Start of Stored rows

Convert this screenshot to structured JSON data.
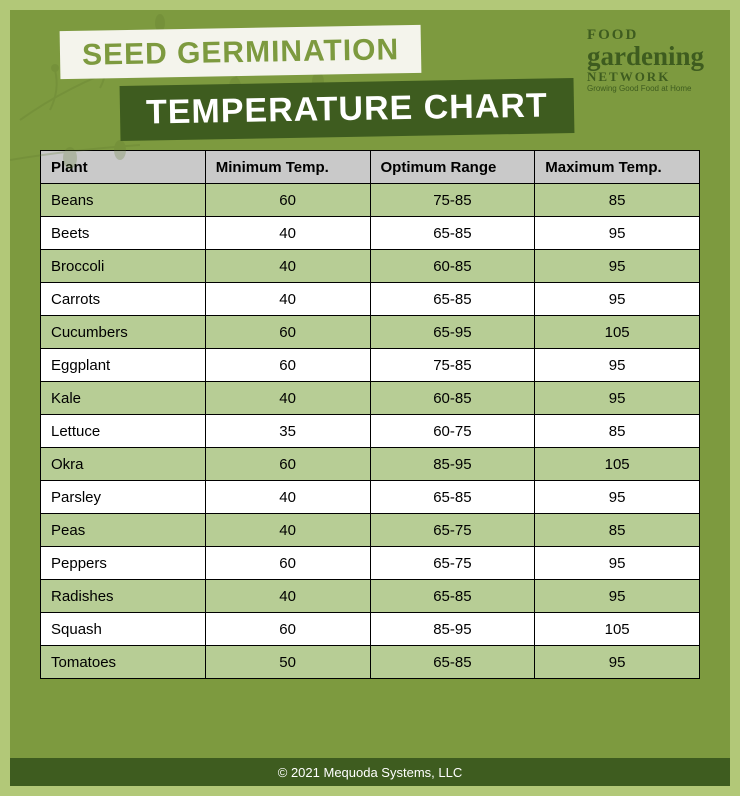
{
  "title_line1": "SEED GERMINATION",
  "title_line2": "TEMPERATURE CHART",
  "logo": {
    "l1": "FOOD",
    "l2": "gardening",
    "l3": "NETWORK",
    "tagline": "Growing Good Food at Home"
  },
  "footer": "© 2021 Mequoda Systems, LLC",
  "style": {
    "outer_bg": "#7d9a3f",
    "outer_border": "#b2c878",
    "title1_bg": "#f4f4ec",
    "title1_color": "#7d9a3f",
    "title1_fontsize": 30,
    "title2_bg": "#3e5c1f",
    "title2_color": "#ffffff",
    "title2_fontsize": 34,
    "header_row_bg": "#c9c9c9",
    "row_alt_bg": "#b7cd95",
    "row_bg": "#ffffff",
    "cell_border": "#000000",
    "cell_fontsize": 15,
    "footer_bg": "#3e5c1f",
    "footer_color": "#ffffff",
    "logo_color": "#3e5c1f",
    "branch_stroke": "#5e7a2f"
  },
  "table": {
    "columns": [
      "Plant",
      "Minimum Temp.",
      "Optimum Range",
      "Maximum Temp."
    ],
    "col_align": [
      "left",
      "center",
      "center",
      "center"
    ],
    "col_widths_pct": [
      25,
      25,
      25,
      25
    ],
    "rows": [
      [
        "Beans",
        "60",
        "75-85",
        "85"
      ],
      [
        "Beets",
        "40",
        "65-85",
        "95"
      ],
      [
        "Broccoli",
        "40",
        "60-85",
        "95"
      ],
      [
        "Carrots",
        "40",
        "65-85",
        "95"
      ],
      [
        "Cucumbers",
        "60",
        "65-95",
        "105"
      ],
      [
        "Eggplant",
        "60",
        "75-85",
        "95"
      ],
      [
        "Kale",
        "40",
        "60-85",
        "95"
      ],
      [
        "Lettuce",
        "35",
        "60-75",
        "85"
      ],
      [
        "Okra",
        "60",
        "85-95",
        "105"
      ],
      [
        "Parsley",
        "40",
        "65-85",
        "95"
      ],
      [
        "Peas",
        "40",
        "65-75",
        "85"
      ],
      [
        "Peppers",
        "60",
        "65-75",
        "95"
      ],
      [
        "Radishes",
        "40",
        "65-85",
        "95"
      ],
      [
        "Squash",
        "60",
        "85-95",
        "105"
      ],
      [
        "Tomatoes",
        "50",
        "65-85",
        "95"
      ]
    ]
  }
}
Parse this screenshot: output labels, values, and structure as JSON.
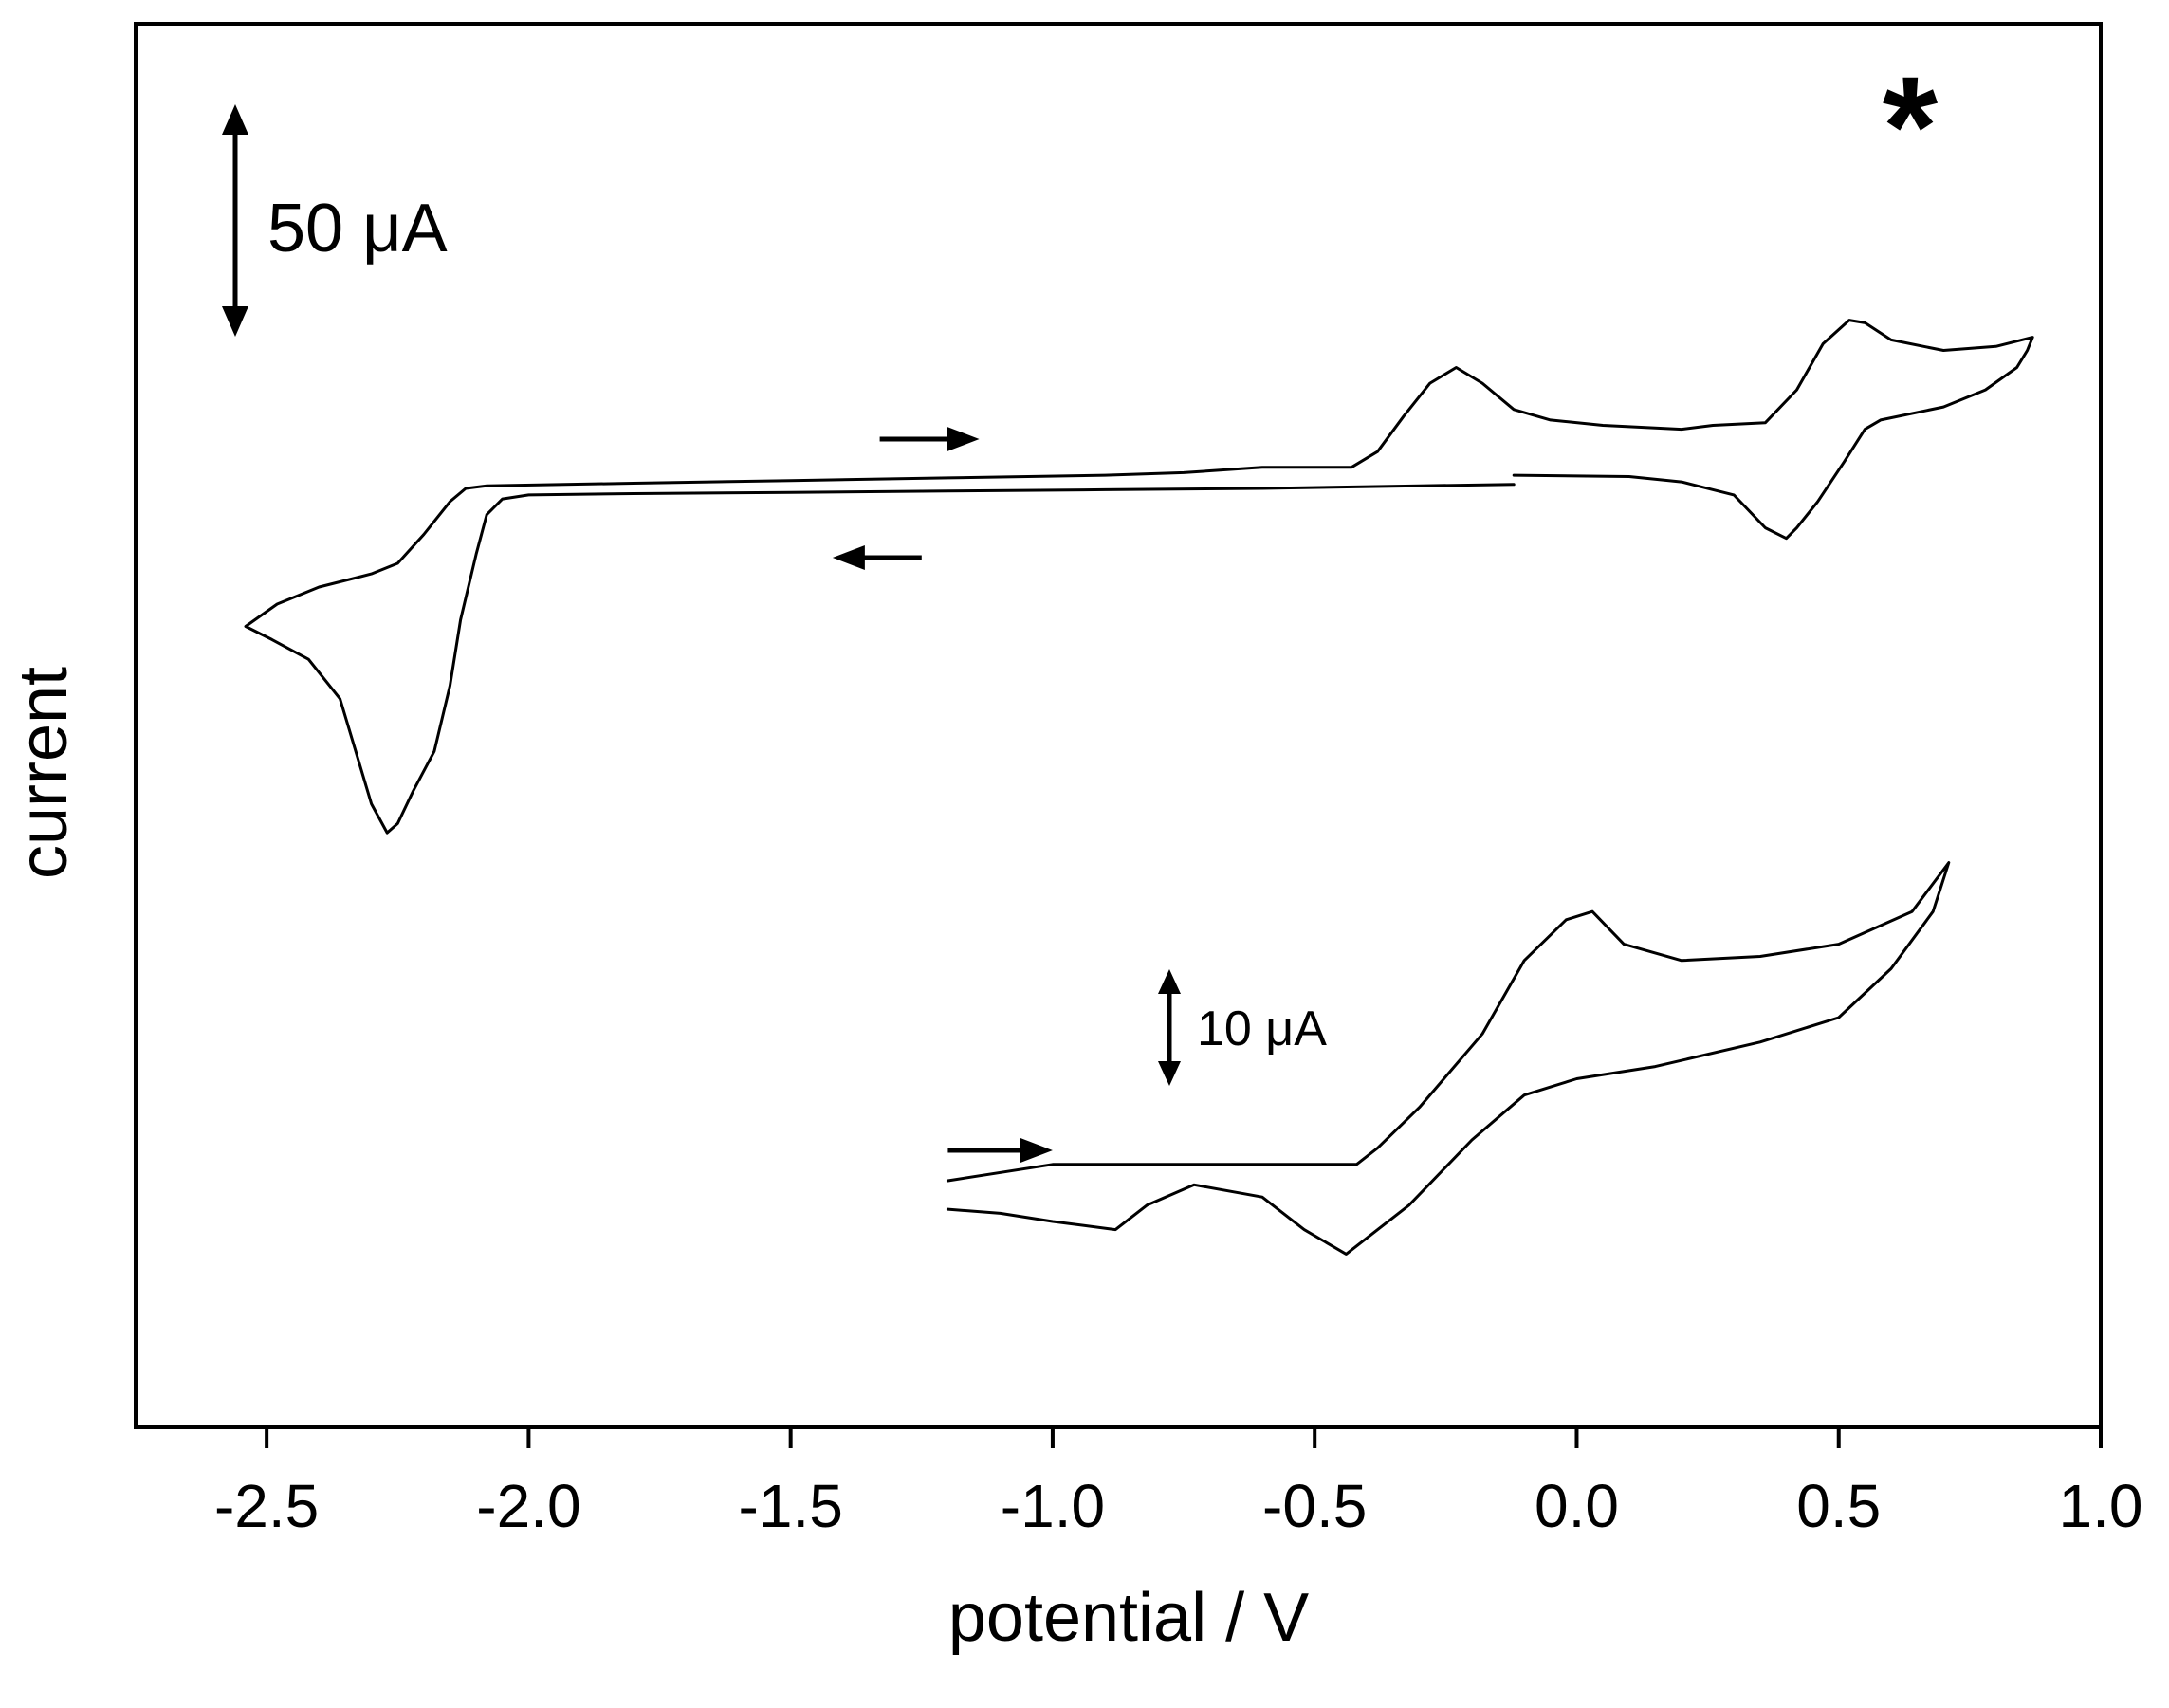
{
  "chart_data": {
    "type": "line",
    "xlabel": "potential / V",
    "ylabel": "current",
    "xlim": [
      -2.75,
      1.0
    ],
    "xticks": [
      "-2.5",
      "-2.0",
      "-1.5",
      "-1.0",
      "-0.5",
      "0.0",
      "0.5",
      "1.0"
    ],
    "y_ticks_shown": false,
    "grid": false,
    "scale_bars": [
      {
        "label": "50 μA",
        "applies_to": "upper trace"
      },
      {
        "label": "10 μA",
        "applies_to": "lower trace"
      }
    ],
    "annotations": [
      {
        "text": "*",
        "x": 0.6,
        "note": "marks the oxidation peak near 0.52 V on the upper trace"
      }
    ],
    "arrows": [
      {
        "direction": "right",
        "trace": "upper",
        "x_from": -1.33,
        "x_to": -1.14
      },
      {
        "direction": "left",
        "trace": "upper",
        "x_from": -1.42,
        "x_to": -1.25
      },
      {
        "direction": "right",
        "trace": "lower",
        "x_from": -1.2,
        "x_to": -1.0
      }
    ],
    "series": [
      {
        "points": [
          [
            -0.12,
            3
          ],
          [
            -0.3,
            2
          ],
          [
            -0.6,
            0
          ],
          [
            -0.9,
            -1
          ],
          [
            -1.2,
            -2
          ],
          [
            -1.5,
            -3
          ],
          [
            -1.8,
            -4
          ],
          [
            -2.0,
            -5
          ],
          [
            -2.05,
            -8
          ],
          [
            -2.08,
            -20
          ],
          [
            -2.1,
            -50
          ],
          [
            -2.13,
            -100
          ],
          [
            -2.15,
            -150
          ],
          [
            -2.18,
            -200
          ],
          [
            -2.22,
            -230
          ],
          [
            -2.25,
            -255
          ],
          [
            -2.27,
            -262
          ],
          [
            -2.3,
            -240
          ],
          [
            -2.33,
            -200
          ],
          [
            -2.36,
            -160
          ],
          [
            -2.42,
            -130
          ],
          [
            -2.49,
            -115
          ],
          [
            -2.54,
            -105
          ],
          [
            -2.48,
            -88
          ],
          [
            -2.4,
            -75
          ],
          [
            -2.3,
            -65
          ],
          [
            -2.25,
            -57
          ],
          [
            -2.2,
            -35
          ],
          [
            -2.17,
            -20
          ],
          [
            -2.15,
            -10
          ],
          [
            -2.12,
            0
          ],
          [
            -2.08,
            2
          ],
          [
            -1.8,
            4
          ],
          [
            -1.5,
            6
          ],
          [
            -1.2,
            8
          ],
          [
            -0.9,
            10
          ],
          [
            -0.75,
            12
          ],
          [
            -0.6,
            16
          ],
          [
            -0.55,
            16
          ],
          [
            -0.43,
            16
          ],
          [
            -0.38,
            28
          ],
          [
            -0.33,
            55
          ],
          [
            -0.28,
            80
          ],
          [
            -0.23,
            92
          ],
          [
            -0.18,
            80
          ],
          [
            -0.12,
            60
          ],
          [
            -0.05,
            52
          ],
          [
            0.05,
            48
          ],
          [
            0.2,
            45
          ],
          [
            0.26,
            48
          ],
          [
            0.36,
            50
          ],
          [
            0.42,
            75
          ],
          [
            0.47,
            110
          ],
          [
            0.52,
            128
          ],
          [
            0.55,
            126
          ],
          [
            0.6,
            113
          ],
          [
            0.7,
            105
          ],
          [
            0.8,
            108
          ],
          [
            0.87,
            115
          ],
          [
            0.86,
            105
          ],
          [
            0.84,
            92
          ],
          [
            0.78,
            75
          ],
          [
            0.7,
            62
          ],
          [
            0.58,
            52
          ],
          [
            0.55,
            45
          ],
          [
            0.51,
            20
          ],
          [
            0.46,
            -10
          ],
          [
            0.42,
            -30
          ],
          [
            0.4,
            -38
          ],
          [
            0.36,
            -30
          ],
          [
            0.3,
            -5
          ],
          [
            0.2,
            5
          ],
          [
            0.1,
            9
          ],
          [
            -0.12,
            10
          ]
        ]
      },
      {
        "points": [
          [
            -1.2,
            0
          ],
          [
            -1.0,
            2
          ],
          [
            -0.6,
            2
          ],
          [
            -0.42,
            2
          ],
          [
            -0.38,
            4
          ],
          [
            -0.3,
            9
          ],
          [
            -0.18,
            18
          ],
          [
            -0.1,
            27
          ],
          [
            -0.02,
            32
          ],
          [
            0.03,
            33
          ],
          [
            0.09,
            29
          ],
          [
            0.2,
            27
          ],
          [
            0.35,
            27.5
          ],
          [
            0.5,
            29
          ],
          [
            0.64,
            33
          ],
          [
            0.71,
            39
          ],
          [
            0.68,
            33
          ],
          [
            0.6,
            26
          ],
          [
            0.5,
            20
          ],
          [
            0.35,
            17
          ],
          [
            0.15,
            14
          ],
          [
            0.0,
            12.5
          ],
          [
            -0.1,
            10.5
          ],
          [
            -0.2,
            5
          ],
          [
            -0.32,
            -3
          ],
          [
            -0.44,
            -9
          ],
          [
            -0.52,
            -6
          ],
          [
            -0.6,
            -2
          ],
          [
            -0.73,
            -0.5
          ],
          [
            -0.82,
            -3
          ],
          [
            -0.88,
            -6
          ],
          [
            -1.0,
            -5
          ],
          [
            -1.1,
            -4
          ],
          [
            -1.2,
            -3.5
          ]
        ]
      }
    ]
  }
}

End of Stored rows

→ Directive
Each record should be quoted exactly, with the images omitted.

→ Answer to this exercise
Convert this screenshot to structured JSON data.
{
  "title_line1": "SEED GERMINATION",
  "title_line2": "TEMPERATURE CHART",
  "logo": {
    "l1": "FOOD",
    "l2": "gardening",
    "l3": "NETWORK",
    "tagline": "Growing Good Food at Home"
  },
  "footer": "© 2021 Mequoda Systems, LLC",
  "style": {
    "outer_bg": "#7d9a3f",
    "outer_border": "#b2c878",
    "title1_bg": "#f4f4ec",
    "title1_color": "#7d9a3f",
    "title1_fontsize": 30,
    "title2_bg": "#3e5c1f",
    "title2_color": "#ffffff",
    "title2_fontsize": 34,
    "header_row_bg": "#c9c9c9",
    "row_alt_bg": "#b7cd95",
    "row_bg": "#ffffff",
    "cell_border": "#000000",
    "cell_fontsize": 15,
    "footer_bg": "#3e5c1f",
    "footer_color": "#ffffff",
    "logo_color": "#3e5c1f",
    "branch_stroke": "#5e7a2f"
  },
  "table": {
    "columns": [
      "Plant",
      "Minimum Temp.",
      "Optimum Range",
      "Maximum Temp."
    ],
    "col_align": [
      "left",
      "center",
      "center",
      "center"
    ],
    "col_widths_pct": [
      25,
      25,
      25,
      25
    ],
    "rows": [
      [
        "Beans",
        "60",
        "75-85",
        "85"
      ],
      [
        "Beets",
        "40",
        "65-85",
        "95"
      ],
      [
        "Broccoli",
        "40",
        "60-85",
        "95"
      ],
      [
        "Carrots",
        "40",
        "65-85",
        "95"
      ],
      [
        "Cucumbers",
        "60",
        "65-95",
        "105"
      ],
      [
        "Eggplant",
        "60",
        "75-85",
        "95"
      ],
      [
        "Kale",
        "40",
        "60-85",
        "95"
      ],
      [
        "Lettuce",
        "35",
        "60-75",
        "85"
      ],
      [
        "Okra",
        "60",
        "85-95",
        "105"
      ],
      [
        "Parsley",
        "40",
        "65-85",
        "95"
      ],
      [
        "Peas",
        "40",
        "65-75",
        "85"
      ],
      [
        "Peppers",
        "60",
        "65-75",
        "95"
      ],
      [
        "Radishes",
        "40",
        "65-85",
        "95"
      ],
      [
        "Squash",
        "60",
        "85-95",
        "105"
      ],
      [
        "Tomatoes",
        "50",
        "65-85",
        "95"
      ]
    ]
  }
}
Parse this screenshot: output labels, values, and structure as JSON.
{
  "chart_data": {
    "type": "line",
    "xlabel": "potential / V",
    "ylabel": "current",
    "xlim": [
      -2.75,
      1.0
    ],
    "xticks": [
      "-2.5",
      "-2.0",
      "-1.5",
      "-1.0",
      "-0.5",
      "0.0",
      "0.5",
      "1.0"
    ],
    "y_ticks_shown": false,
    "grid": false,
    "scale_bars": [
      {
        "label": "50 μA",
        "applies_to": "upper trace"
      },
      {
        "label": "10 μA",
        "applies_to": "lower trace"
      }
    ],
    "annotations": [
      {
        "text": "*",
        "x": 0.6,
        "note": "marks the oxidation peak near 0.52 V on the upper trace"
      }
    ],
    "arrows": [
      {
        "direction": "right",
        "trace": "upper",
        "x_from": -1.33,
        "x_to": -1.14
      },
      {
        "direction": "left",
        "trace": "upper",
        "x_from": -1.42,
        "x_to": -1.25
      },
      {
        "direction": "right",
        "trace": "lower",
        "x_from": -1.2,
        "x_to": -1.0
      }
    ],
    "series": [
      {
        "points": [
          [
            -0.12,
            3
          ],
          [
            -0.3,
            2
          ],
          [
            -0.6,
            0
          ],
          [
            -0.9,
            -1
          ],
          [
            -1.2,
            -2
          ],
          [
            -1.5,
            -3
          ],
          [
            -1.8,
            -4
          ],
          [
            -2.0,
            -5
          ],
          [
            -2.05,
            -8
          ],
          [
            -2.08,
            -20
          ],
          [
            -2.1,
            -50
          ],
          [
            -2.13,
            -100
          ],
          [
            -2.15,
            -150
          ],
          [
            -2.18,
            -200
          ],
          [
            -2.22,
            -230
          ],
          [
            -2.25,
            -255
          ],
          [
            -2.27,
            -262
          ],
          [
            -2.3,
            -240
          ],
          [
            -2.33,
            -200
          ],
          [
            -2.36,
            -160
          ],
          [
            -2.42,
            -130
          ],
          [
            -2.49,
            -115
          ],
          [
            -2.54,
            -105
          ],
          [
            -2.48,
            -88
          ],
          [
            -2.4,
            -75
          ],
          [
            -2.3,
            -65
          ],
          [
            -2.25,
            -57
          ],
          [
            -2.2,
            -35
          ],
          [
            -2.17,
            -20
          ],
          [
            -2.15,
            -10
          ],
          [
            -2.12,
            0
          ],
          [
            -2.08,
            2
          ],
          [
            -1.8,
            4
          ],
          [
            -1.5,
            6
          ],
          [
            -1.2,
            8
          ],
          [
            -0.9,
            10
          ],
          [
            -0.75,
            12
          ],
          [
            -0.6,
            16
          ],
          [
            -0.55,
            16
          ],
          [
            -0.43,
            16
          ],
          [
            -0.38,
            28
          ],
          [
            -0.33,
            55
          ],
          [
            -0.28,
            80
          ],
          [
            -0.23,
            92
          ],
          [
            -0.18,
            80
          ],
          [
            -0.12,
            60
          ],
          [
            -0.05,
            52
          ],
          [
            0.05,
            48
          ],
          [
            0.2,
            45
          ],
          [
            0.26,
            48
          ],
          [
            0.36,
            50
          ],
          [
            0.42,
            75
          ],
          [
            0.47,
            110
          ],
          [
            0.52,
            128
          ],
          [
            0.55,
            126
          ],
          [
            0.6,
            113
          ],
          [
            0.7,
            105
          ],
          [
            0.8,
            108
          ],
          [
            0.87,
            115
          ],
          [
            0.86,
            105
          ],
          [
            0.84,
            92
          ],
          [
            0.78,
            75
          ],
          [
            0.7,
            62
          ],
          [
            0.58,
            52
          ],
          [
            0.55,
            45
          ],
          [
            0.51,
            20
          ],
          [
            0.46,
            -10
          ],
          [
            0.42,
            -30
          ],
          [
            0.4,
            -38
          ],
          [
            0.36,
            -30
          ],
          [
            0.3,
            -5
          ],
          [
            0.2,
            5
          ],
          [
            0.1,
            9
          ],
          [
            -0.12,
            10
          ]
        ]
      },
      {
        "points": [
          [
            -1.2,
            0
          ],
          [
            -1.0,
            2
          ],
          [
            -0.6,
            2
          ],
          [
            -0.42,
            2
          ],
          [
            -0.38,
            4
          ],
          [
            -0.3,
            9
          ],
          [
            -0.18,
            18
          ],
          [
            -0.1,
            27
          ],
          [
            -0.02,
            32
          ],
          [
            0.03,
            33
          ],
          [
            0.09,
            29
          ],
          [
            0.2,
            27
          ],
          [
            0.35,
            27.5
          ],
          [
            0.5,
            29
          ],
          [
            0.64,
            33
          ],
          [
            0.71,
            39
          ],
          [
            0.68,
            33
          ],
          [
            0.6,
            26
          ],
          [
            0.5,
            20
          ],
          [
            0.35,
            17
          ],
          [
            0.15,
            14
          ],
          [
            0.0,
            12.5
          ],
          [
            -0.1,
            10.5
          ],
          [
            -0.2,
            5
          ],
          [
            -0.32,
            -3
          ],
          [
            -0.44,
            -9
          ],
          [
            -0.52,
            -6
          ],
          [
            -0.6,
            -2
          ],
          [
            -0.73,
            -0.5
          ],
          [
            -0.82,
            -3
          ],
          [
            -0.88,
            -6
          ],
          [
            -1.0,
            -5
          ],
          [
            -1.1,
            -4
          ],
          [
            -1.2,
            -3.5
          ]
        ]
      }
    ]
  }
}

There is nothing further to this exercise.